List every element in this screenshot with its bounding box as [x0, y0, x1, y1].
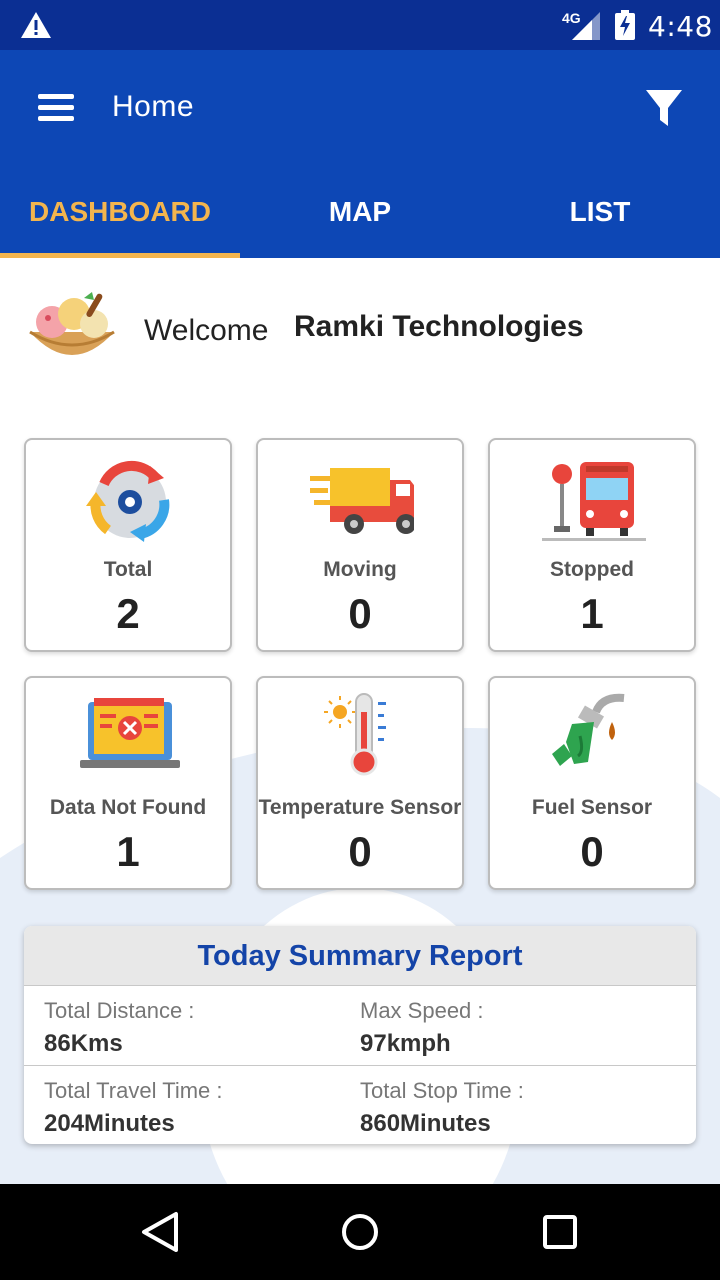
- app-bar: Home DASHBOARD MAP LIST: [0, 50, 720, 258]
- card-temperature-sensor-value: 0: [348, 828, 372, 875]
- card-moving[interactable]: Moving 0: [256, 438, 464, 652]
- card-data-not-found[interactable]: Data Not Found 1: [24, 676, 232, 890]
- today-summary-report: Today Summary Report Total Distance : 86…: [24, 926, 696, 1144]
- card-stopped-value: 1: [580, 590, 604, 637]
- card-stopped-label: Stopped: [550, 558, 634, 581]
- filter-icon[interactable]: [636, 80, 692, 136]
- bus-stop-icon: [542, 462, 646, 541]
- ice-cream-avatar-icon: [29, 292, 115, 355]
- summary-total-distance: Total Distance : 86Kms: [44, 998, 194, 1058]
- card-total-label: Total: [103, 558, 153, 581]
- summary-value: 860Minutes: [360, 1110, 491, 1137]
- dashboard-content: Welcome Ramki Technologies Total 2 Movin…: [0, 258, 720, 1184]
- system-navigation-bar: [0, 1184, 720, 1280]
- summary-max-speed: Max Speed : 97kmph: [360, 998, 484, 1058]
- card-fuel-sensor-value: 0: [580, 828, 604, 875]
- summary-total-travel-time: Total Travel Time : 204Minutes: [44, 1078, 223, 1138]
- thermometer-icon: [324, 693, 386, 776]
- card-total[interactable]: Total 2: [24, 438, 232, 652]
- tab-bar: DASHBOARD MAP LIST: [0, 180, 720, 258]
- summary-value: 86Kms: [44, 1030, 123, 1057]
- battery-charging-icon: [615, 10, 635, 40]
- summary-label: Total Stop Time :: [360, 1078, 524, 1103]
- card-moving-label: Moving: [323, 558, 397, 581]
- summary-row: Total Distance : 86Kms Max Speed : 97kmp…: [24, 986, 696, 1066]
- card-temperature-sensor-label: Temperature Sensor: [258, 796, 462, 819]
- welcome-section: Welcome Ramki Technologies: [24, 288, 704, 372]
- card-stopped[interactable]: Stopped 1: [488, 438, 696, 652]
- card-total-value: 2: [116, 590, 140, 637]
- fuel-nozzle-icon: [552, 693, 625, 766]
- clock: 4:48: [648, 10, 713, 43]
- summary-value: 204Minutes: [44, 1110, 175, 1137]
- page-title: Home: [112, 90, 195, 123]
- warning-icon: [21, 12, 51, 38]
- tab-map[interactable]: MAP: [240, 180, 480, 258]
- card-data-not-found-value: 1: [116, 828, 140, 875]
- card-fuel-sensor-label: Fuel Sensor: [531, 796, 653, 819]
- recents-icon[interactable]: [532, 1204, 588, 1260]
- summary-label: Total Distance :: [44, 998, 195, 1023]
- summary-title: Today Summary Report: [24, 926, 696, 986]
- summary-row: Total Travel Time : 204Minutes Total Sto…: [24, 1066, 696, 1144]
- laptop-error-icon: [80, 698, 180, 768]
- tab-dashboard[interactable]: DASHBOARD: [0, 180, 240, 258]
- card-moving-value: 0: [348, 590, 372, 637]
- network-type: 4G: [562, 10, 581, 26]
- tab-list[interactable]: LIST: [480, 180, 720, 258]
- total-vehicles-icon: [86, 460, 170, 542]
- back-icon[interactable]: [132, 1204, 188, 1260]
- menu-icon[interactable]: [28, 86, 86, 130]
- summary-label: Total Travel Time :: [44, 1078, 223, 1103]
- status-bar: 4G 4:48: [0, 0, 720, 50]
- summary-label: Max Speed :: [360, 998, 484, 1023]
- company-name: Ramki Technologies: [294, 310, 584, 343]
- truck-icon: [310, 468, 414, 534]
- welcome-greeting: Welcome: [144, 314, 269, 347]
- summary-value: 97kmph: [360, 1030, 451, 1057]
- home-icon[interactable]: [332, 1204, 388, 1260]
- summary-total-stop-time: Total Stop Time : 860Minutes: [360, 1078, 524, 1138]
- card-data-not-found-label: Data Not Found: [49, 796, 207, 819]
- card-temperature-sensor[interactable]: Temperature Sensor 0: [256, 676, 464, 890]
- card-fuel-sensor[interactable]: Fuel Sensor 0: [488, 676, 696, 890]
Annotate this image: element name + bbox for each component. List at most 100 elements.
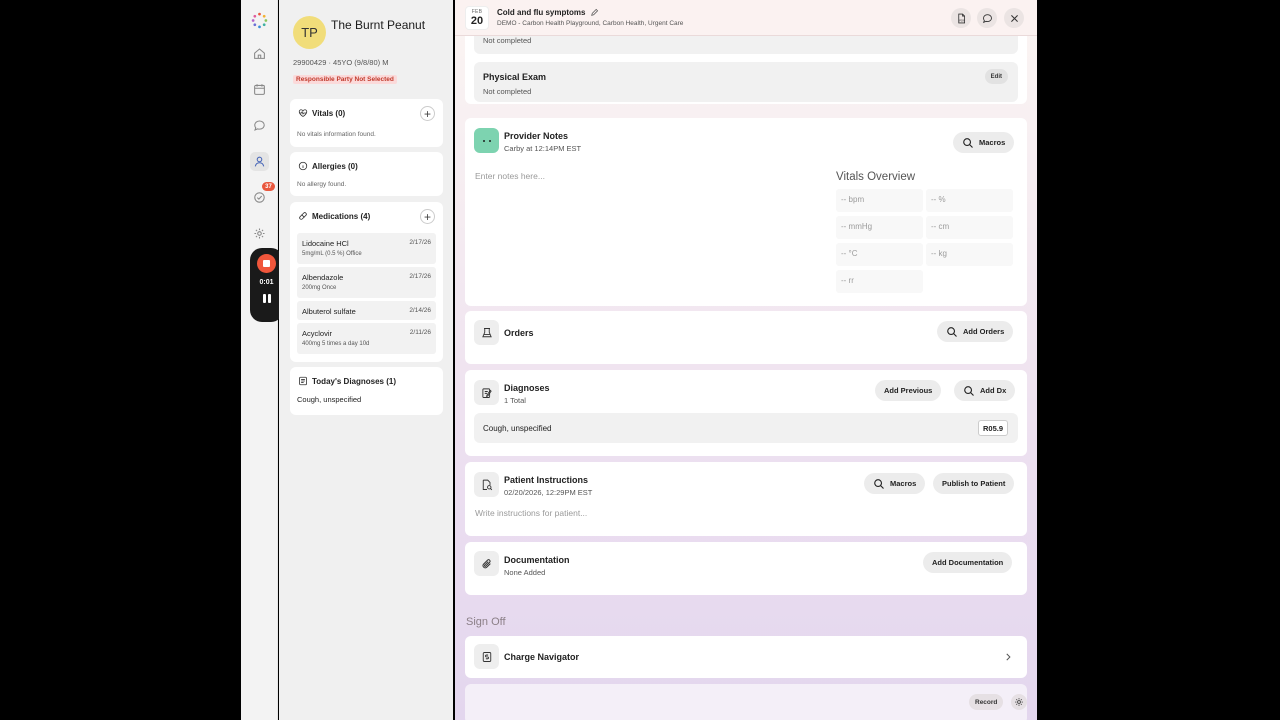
charge-navigator-row[interactable]: Charge Navigator bbox=[465, 636, 1027, 678]
orders-icon-box bbox=[474, 320, 499, 345]
search-icon bbox=[947, 326, 957, 337]
instructions-input[interactable]: Write instructions for patient... bbox=[475, 508, 587, 518]
stop-icon bbox=[263, 260, 270, 267]
publish-to-patient-label: Publish to Patient bbox=[942, 479, 1006, 488]
add-documentation-button[interactable]: Add Documentation bbox=[923, 552, 1013, 573]
vital-respiratory-rate: -- rr bbox=[836, 270, 923, 293]
add-previous-button[interactable]: Add Previous bbox=[875, 380, 942, 401]
medication-item[interactable]: Lidocaine HCl 5mg/mL (0.5 %) Office 2/17… bbox=[297, 233, 436, 264]
document-icon bbox=[299, 376, 307, 386]
add-vitals-button[interactable]: + bbox=[420, 106, 435, 121]
close-button[interactable] bbox=[1004, 8, 1024, 28]
add-orders-label: Add Orders bbox=[963, 327, 1005, 336]
pdf-button[interactable]: PDF bbox=[951, 8, 971, 28]
add-medication-button[interactable]: + bbox=[420, 209, 435, 224]
instructions-icon-box bbox=[474, 472, 499, 497]
medication-date: 2/14/26 bbox=[409, 307, 431, 314]
stop-recording-button[interactable] bbox=[257, 254, 276, 273]
todays-diagnosis-item: Cough, unspecified bbox=[297, 395, 362, 404]
vitals-empty: No vitals information found. bbox=[297, 131, 376, 138]
patient-meta: 29900429 · 45YO (9/8/80) M bbox=[293, 58, 389, 67]
add-dx-button[interactable]: Add Dx bbox=[954, 380, 1016, 401]
pause-recording-button[interactable] bbox=[262, 294, 271, 303]
recording-timer: 0:01 bbox=[259, 279, 274, 286]
patient-instructions-card: Patient Instructions 02/20/2026, 12:29PM… bbox=[465, 462, 1027, 536]
instructions-macros-label: Macros bbox=[890, 479, 917, 488]
chat-icon[interactable] bbox=[250, 116, 269, 135]
orders-title: Orders bbox=[504, 328, 534, 338]
medications-card-header: Medications (4) bbox=[298, 211, 370, 221]
responsible-party-badge[interactable]: Responsible Party Not Selected bbox=[293, 75, 397, 84]
physical-exam-section[interactable]: Physical Exam Not completed Edit bbox=[474, 62, 1018, 102]
todays-diagnoses-card[interactable]: Today's Diagnoses (1) Cough, unspecified bbox=[290, 367, 443, 415]
medication-item[interactable]: Albendazole 200mg Once 2/17/26 bbox=[297, 267, 436, 298]
chevron-right-icon bbox=[1006, 653, 1011, 661]
charge-icon-box bbox=[474, 644, 499, 669]
next-signoff-row[interactable] bbox=[465, 684, 1027, 720]
notes-input[interactable]: Enter notes here... bbox=[475, 171, 545, 181]
paperclip-icon bbox=[482, 558, 491, 568]
encounter-main: FEB 20 Cold and flu symptoms DEMO - Carb… bbox=[455, 0, 1037, 720]
carby-avatar bbox=[474, 128, 499, 153]
allergies-card-title: Allergies (0) bbox=[312, 161, 358, 171]
pause-icon bbox=[262, 294, 266, 303]
charge-navigator-title: Charge Navigator bbox=[504, 652, 580, 662]
medication-date: 2/17/26 bbox=[409, 239, 431, 246]
calendar-icon[interactable] bbox=[250, 80, 269, 99]
app-logo-icon bbox=[251, 12, 268, 29]
medications-card[interactable]: Medications (4) + Lidocaine HCl 5mg/mL (… bbox=[290, 202, 443, 362]
vital-weight: -- kg bbox=[926, 243, 1013, 266]
search-icon bbox=[964, 385, 974, 396]
edit-exam-button[interactable]: Edit bbox=[984, 69, 1008, 84]
physical-exam-status: Not completed bbox=[483, 87, 532, 96]
pencil-icon[interactable] bbox=[590, 8, 599, 17]
heart-pulse-icon bbox=[298, 109, 308, 117]
settings-icon[interactable] bbox=[250, 224, 269, 243]
info-icon bbox=[298, 161, 308, 171]
publish-to-patient-button[interactable]: Publish to Patient bbox=[933, 473, 1015, 494]
clipboard-pen-icon bbox=[481, 387, 492, 398]
diagnosis-name: Cough, unspecified bbox=[483, 424, 552, 433]
add-previous-label: Add Previous bbox=[884, 386, 933, 395]
medication-item[interactable]: Acyclovir 400mg 5 times a day 10d 2/11/2… bbox=[297, 323, 436, 354]
medication-item[interactable]: Albuterol sulfate 2/14/26 bbox=[297, 301, 436, 320]
medication-date: 2/11/26 bbox=[409, 329, 431, 336]
vitals-card[interactable]: Vitals (0) + No vitals information found… bbox=[290, 99, 443, 147]
pdf-icon: PDF bbox=[957, 13, 965, 23]
vital-temperature: -- °C bbox=[836, 243, 923, 266]
diagnoses-subtitle: 1 Total bbox=[504, 396, 526, 405]
medication-name: Acyclovir bbox=[302, 329, 333, 338]
search-icon bbox=[874, 478, 884, 489]
patient-panel: TP The Burnt Peanut 29900429 · 45YO (9/8… bbox=[279, 0, 453, 720]
home-icon[interactable] bbox=[250, 44, 269, 63]
svg-text:PDF: PDF bbox=[959, 18, 965, 22]
documentation-icon-box bbox=[474, 551, 499, 576]
dollar-document-icon bbox=[482, 651, 491, 662]
instructions-macros-button[interactable]: Macros bbox=[864, 473, 926, 494]
diagnosis-row[interactable]: Cough, unspecified R05.9 bbox=[474, 413, 1018, 443]
vitals-overview-title: Vitals Overview bbox=[836, 171, 916, 183]
medications-card-title: Medications (4) bbox=[312, 211, 371, 221]
diagnoses-title: Diagnoses bbox=[504, 383, 550, 393]
previous-exam-status: Not completed bbox=[483, 36, 532, 45]
allergies-card[interactable]: Allergies (0) No allergy found. bbox=[290, 152, 443, 196]
provider-notes-subtitle: Carby at 12:14PM EST bbox=[504, 144, 582, 153]
footer-settings-button[interactable] bbox=[1011, 694, 1027, 710]
gear-icon bbox=[1015, 698, 1023, 706]
add-orders-button[interactable]: Add Orders bbox=[937, 321, 1014, 342]
pill-icon bbox=[299, 212, 307, 220]
patient-icon[interactable] bbox=[250, 152, 269, 171]
pause-icon-bar bbox=[267, 294, 271, 303]
documentation-subtitle: None Added bbox=[504, 568, 546, 577]
patient-name[interactable]: The Burnt Peanut bbox=[331, 18, 441, 32]
record-button[interactable]: Record bbox=[969, 694, 1004, 710]
chat-bubble-icon bbox=[982, 13, 992, 23]
visit-title: Cold and flu symptoms bbox=[497, 8, 599, 17]
sign-off-heading: Sign Off bbox=[466, 616, 506, 628]
vital-heart-rate: -- bpm bbox=[836, 189, 923, 212]
notes-macros-button[interactable]: Macros bbox=[953, 132, 1015, 153]
vital-height: -- cm bbox=[926, 216, 1013, 239]
message-button[interactable] bbox=[977, 8, 997, 28]
todays-diagnoses-title: Today's Diagnoses (1) bbox=[312, 376, 396, 386]
visit-date: FEB 20 bbox=[465, 6, 489, 30]
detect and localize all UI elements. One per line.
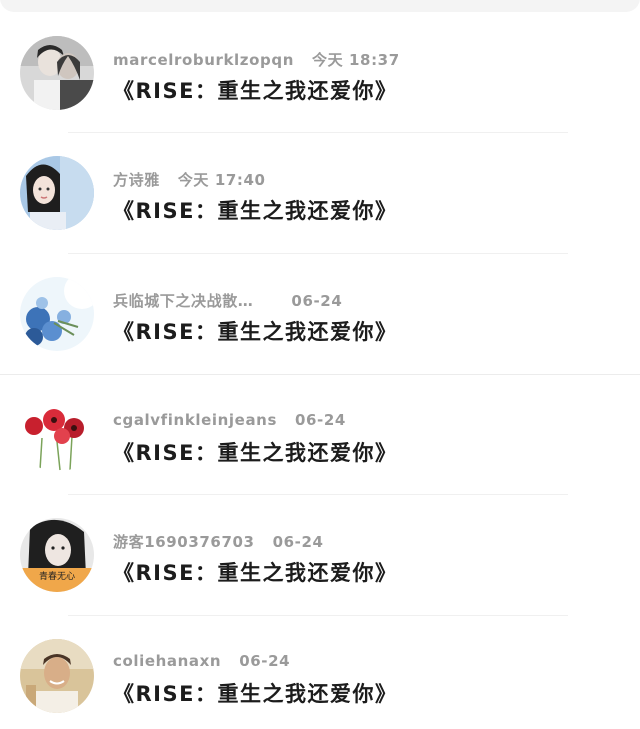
username[interactable]: 游客1690376703 [113,533,255,551]
comment-title[interactable]: 《RISE：重生之我还爱你》 [113,678,397,708]
couple-photo-avatar [20,36,94,110]
username[interactable]: coliehanaxn [113,652,221,670]
smiling-man-avatar [20,639,94,713]
comment-meta: coliehanaxn 06-24 [113,652,290,672]
avatar[interactable] [20,398,94,472]
username[interactable]: 方诗雅 [113,171,160,189]
comment-title[interactable]: 《RISE：重生之我还爱你》 [113,557,397,587]
blue-flowers-avatar [20,277,94,351]
avatar[interactable] [20,156,94,230]
red-poppies-avatar [20,398,94,472]
list-item[interactable]: 青春无心 游客1690376703 06-24 《RISE：重生之我还爱你》 [0,482,640,602]
avatar[interactable] [20,36,94,110]
timestamp: 06-24 [239,652,291,670]
avatar[interactable] [20,277,94,351]
timestamp: 06-24 [291,292,343,310]
comment-meta: 兵临城下之决战散… 06-24 [113,290,342,310]
list-item[interactable]: cgalvfinkleinjeans 06-24 《RISE：重生之我还爱你》 [0,362,640,482]
username[interactable]: marcelroburklzopqn [113,51,294,69]
comment-title[interactable]: 《RISE：重生之我还爱你》 [113,316,397,346]
avatar[interactable] [20,639,94,713]
timestamp: 今天 17:40 [177,171,266,189]
avatar[interactable]: 青春无心 [20,518,94,592]
comment-list-page: marcelroburklzopqn 今天 18:37 《RISE：重生之我还爱你… [0,0,640,729]
username[interactable]: 兵临城下之决战散… [113,292,253,310]
comment-meta: 游客1690376703 06-24 [113,531,324,551]
dark-hair-girl-avatar: 青春无心 [20,518,94,592]
list-item[interactable]: coliehanaxn 06-24 《RISE：重生之我还爱你》 [0,603,640,723]
timestamp: 今天 18:37 [311,51,400,69]
comment-meta: 方诗雅 今天 17:40 [113,169,266,189]
username[interactable]: cgalvfinkleinjeans [113,411,277,429]
list-item[interactable]: 兵临城下之决战散… 06-24 《RISE：重生之我还爱你》 [0,241,640,361]
comment-title[interactable]: 《RISE：重生之我还爱你》 [113,75,397,105]
list-item[interactable]: marcelroburklzopqn 今天 18:37 《RISE：重生之我还爱你… [0,0,640,120]
comment-meta: marcelroburklzopqn 今天 18:37 [113,49,400,69]
comment-title[interactable]: 《RISE：重生之我还爱你》 [113,195,397,225]
list-item[interactable]: 方诗雅 今天 17:40 《RISE：重生之我还爱你》 [0,120,640,240]
timestamp: 06-24 [272,533,324,551]
comment-title[interactable]: 《RISE：重生之我还爱你》 [113,437,397,467]
comment-meta: cgalvfinkleinjeans 06-24 [113,411,346,431]
girl-portrait-avatar [20,156,94,230]
avatar-caption: 青春无心 [39,570,75,582]
timestamp: 06-24 [294,411,346,429]
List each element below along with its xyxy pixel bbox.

- - - -

■ **Written request**:
Lay out the material from the line with "- app-bar: Home" up to and including the line with "- summary-value: 860Minutes: [360, 1110, 491, 1137]" as a Markdown table with the columns Row and Line, skipping any blank lines.

■ **Answer for the task**:
| Row | Line |
|---|---|
| 1 | - app-bar: Home DASHBOARD MAP LIST: [0, 50, 720, 258] |
| 2 | - card-temperature-sensor-value: 0: [348, 828, 372, 875] |
| 3 | - card-moving[interactable]: Moving 0: [256, 438, 464, 652] |
| 4 | - card-data-not-found[interactable]: Data Not Found 1: [24, 676, 232, 890] |
| 5 | - today-summary-report: Today Summary Report Total Distance : 86…: [24, 926, 696, 1144] |
| 6 | - card-stopped-value: 1: [580, 590, 604, 637] |
| 7 | - card-stopped-label: Stopped: [550, 558, 634, 581] |
| 8 | - filter-icon[interactable]: [636, 80, 692, 136] |
| 9 | - bus-stop-icon: [542, 462, 646, 541] |
| 10 | - ice-cream-avatar-icon: [29, 292, 115, 355] |
| 11 | - summary-total-distance: Total Distance : 86Kms: [44, 998, 194, 1058] |
| 12 | - card-total-label: Total: [103, 558, 153, 581] |
| 13 | - summary-value: 860Minutes: [360, 1110, 491, 1137] |